Work to complete
Reproduce the items verbatim, from their first line through the line containing "footnote: Base : internautes", inclusive.

Supplied data
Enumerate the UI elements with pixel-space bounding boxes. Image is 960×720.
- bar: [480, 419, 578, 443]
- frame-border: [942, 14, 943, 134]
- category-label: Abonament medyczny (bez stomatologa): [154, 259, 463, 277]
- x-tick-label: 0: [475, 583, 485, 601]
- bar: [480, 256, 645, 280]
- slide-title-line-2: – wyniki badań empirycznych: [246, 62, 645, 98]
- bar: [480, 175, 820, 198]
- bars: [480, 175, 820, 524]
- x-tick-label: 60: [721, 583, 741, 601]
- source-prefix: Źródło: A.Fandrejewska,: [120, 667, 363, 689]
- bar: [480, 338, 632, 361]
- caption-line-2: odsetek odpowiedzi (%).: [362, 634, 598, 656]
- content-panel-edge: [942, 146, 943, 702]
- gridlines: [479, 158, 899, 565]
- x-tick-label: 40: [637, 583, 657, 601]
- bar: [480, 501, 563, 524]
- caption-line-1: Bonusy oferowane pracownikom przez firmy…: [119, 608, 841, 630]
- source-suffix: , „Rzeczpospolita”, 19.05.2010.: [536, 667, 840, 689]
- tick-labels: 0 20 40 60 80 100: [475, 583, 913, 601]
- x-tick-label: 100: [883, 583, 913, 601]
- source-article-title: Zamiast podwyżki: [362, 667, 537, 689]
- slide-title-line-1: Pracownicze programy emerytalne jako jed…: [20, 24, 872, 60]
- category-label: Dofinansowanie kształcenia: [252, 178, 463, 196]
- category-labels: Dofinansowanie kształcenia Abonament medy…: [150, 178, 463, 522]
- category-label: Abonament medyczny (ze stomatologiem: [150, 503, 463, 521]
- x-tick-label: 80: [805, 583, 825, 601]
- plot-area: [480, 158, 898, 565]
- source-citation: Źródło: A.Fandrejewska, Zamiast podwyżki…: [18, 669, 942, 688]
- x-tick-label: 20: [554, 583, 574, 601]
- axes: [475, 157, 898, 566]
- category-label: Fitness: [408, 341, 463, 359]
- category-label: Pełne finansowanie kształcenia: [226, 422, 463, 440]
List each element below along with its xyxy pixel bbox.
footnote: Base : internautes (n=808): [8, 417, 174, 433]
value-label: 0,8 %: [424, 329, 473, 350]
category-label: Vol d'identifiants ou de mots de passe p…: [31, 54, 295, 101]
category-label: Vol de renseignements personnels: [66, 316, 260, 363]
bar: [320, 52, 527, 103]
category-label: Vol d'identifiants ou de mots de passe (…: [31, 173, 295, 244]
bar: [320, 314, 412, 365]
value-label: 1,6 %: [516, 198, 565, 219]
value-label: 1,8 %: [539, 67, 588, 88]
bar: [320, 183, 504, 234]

Finished exercise
Enumerate the UI elements with pixel-space bounding boxes. Image is 960×720.
- bar: [480, 419, 578, 443]
- frame-border: [942, 14, 943, 134]
- category-label: Abonament medyczny (bez stomatologa): [154, 259, 463, 277]
- x-tick-label: 0: [475, 583, 485, 601]
- bar: [480, 256, 645, 280]
- slide-title-line-2: – wyniki badań empirycznych: [246, 62, 645, 98]
- bar: [480, 175, 820, 198]
- bars: [480, 175, 820, 524]
- x-tick-label: 60: [721, 583, 741, 601]
- source-prefix: Źródło: A.Fandrejewska,: [120, 667, 363, 689]
- bar: [480, 338, 632, 361]
- caption-line-2: odsetek odpowiedzi (%).: [362, 634, 598, 656]
- content-panel-edge: [942, 146, 943, 702]
- gridlines: [479, 158, 899, 565]
- x-tick-label: 40: [637, 583, 657, 601]
- bar: [480, 501, 563, 524]
- caption-line-1: Bonusy oferowane pracownikom przez firmy…: [119, 608, 841, 630]
- source-suffix: , „Rzeczpospolita”, 19.05.2010.: [536, 667, 840, 689]
- tick-labels: 0 20 40 60 80 100: [475, 583, 913, 601]
- x-tick-label: 100: [883, 583, 913, 601]
- source-article-title: Zamiast podwyżki: [362, 667, 537, 689]
- slide-title-line-1: Pracownicze programy emerytalne jako jed…: [20, 24, 872, 60]
- category-label: Dofinansowanie kształcenia: [252, 178, 463, 196]
- category-labels: Dofinansowanie kształcenia Abonament medy…: [150, 178, 463, 522]
- category-label: Abonament medyczny (ze stomatologiem: [150, 503, 463, 521]
- x-tick-label: 80: [805, 583, 825, 601]
- plot-area: [480, 158, 898, 565]
- source-citation: Źródło: A.Fandrejewska, Zamiast podwyżki…: [18, 669, 942, 688]
- x-tick-label: 20: [554, 583, 574, 601]
- axes: [475, 157, 898, 566]
- category-label: Fitness: [408, 341, 463, 359]
- category-label: Pełne finansowanie kształcenia: [226, 422, 463, 440]
List each element below along with its xyxy pixel bbox.
footnote: Base : internautes (n=808): [8, 417, 174, 433]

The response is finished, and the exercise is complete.